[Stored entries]
───

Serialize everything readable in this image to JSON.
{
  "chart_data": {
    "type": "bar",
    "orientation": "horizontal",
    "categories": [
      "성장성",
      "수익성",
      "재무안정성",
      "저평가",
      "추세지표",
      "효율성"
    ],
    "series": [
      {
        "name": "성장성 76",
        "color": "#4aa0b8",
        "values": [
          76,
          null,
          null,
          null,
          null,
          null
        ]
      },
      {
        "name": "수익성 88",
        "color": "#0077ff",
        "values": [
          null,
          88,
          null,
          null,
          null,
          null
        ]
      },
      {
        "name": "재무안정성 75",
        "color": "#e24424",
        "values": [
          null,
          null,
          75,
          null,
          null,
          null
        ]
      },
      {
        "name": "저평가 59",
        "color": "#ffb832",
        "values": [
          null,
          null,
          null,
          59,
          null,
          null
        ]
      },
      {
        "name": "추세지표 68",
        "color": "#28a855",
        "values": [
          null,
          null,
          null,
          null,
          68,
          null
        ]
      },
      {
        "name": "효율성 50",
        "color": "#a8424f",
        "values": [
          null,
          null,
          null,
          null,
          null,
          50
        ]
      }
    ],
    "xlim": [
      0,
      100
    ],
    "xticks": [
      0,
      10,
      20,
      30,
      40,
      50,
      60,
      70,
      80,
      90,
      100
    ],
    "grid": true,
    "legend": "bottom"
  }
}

───

### Set task
Print the listing above in its entirety, with every line exact.

### Solved problem
Serialize everything readable in this image to JSON.
{
  "chart_data": {
    "type": "bar",
    "orientation": "horizontal",
    "categories": [
      "성장성",
      "수익성",
      "재무안정성",
      "저평가",
      "추세지표",
      "효율성"
    ],
    "series": [
      {
        "name": "성장성 76",
        "color": "#4aa0b8",
        "values": [
          76,
          null,
          null,
          null,
          null,
          null
        ]
      },
      {
        "name": "수익성 88",
        "color": "#0077ff",
        "values": [
          null,
          88,
          null,
          null,
          null,
          null
        ]
      },
      {
        "name": "재무안정성 75",
        "color": "#e24424",
        "values": [
          null,
          null,
          75,
          null,
          null,
          null
        ]
      },
      {
        "name": "저평가 59",
        "color": "#ffb832",
        "values": [
          null,
          null,
          null,
          59,
          null,
          null
        ]
      },
      {
        "name": "추세지표 68",
        "color": "#28a855",
        "values": [
          null,
          null,
          null,
          null,
          68,
          null
        ]
      },
      {
        "name": "효율성 50",
        "color": "#a8424f",
        "values": [
          null,
          null,
          null,
          null,
          null,
          50
        ]
      }
    ],
    "xlim": [
      0,
      100
    ],
    "xticks": [
      0,
      10,
      20,
      30,
      40,
      50,
      60,
      70,
      80,
      90,
      100
    ],
    "grid": true,
    "legend": "bottom"
  }
}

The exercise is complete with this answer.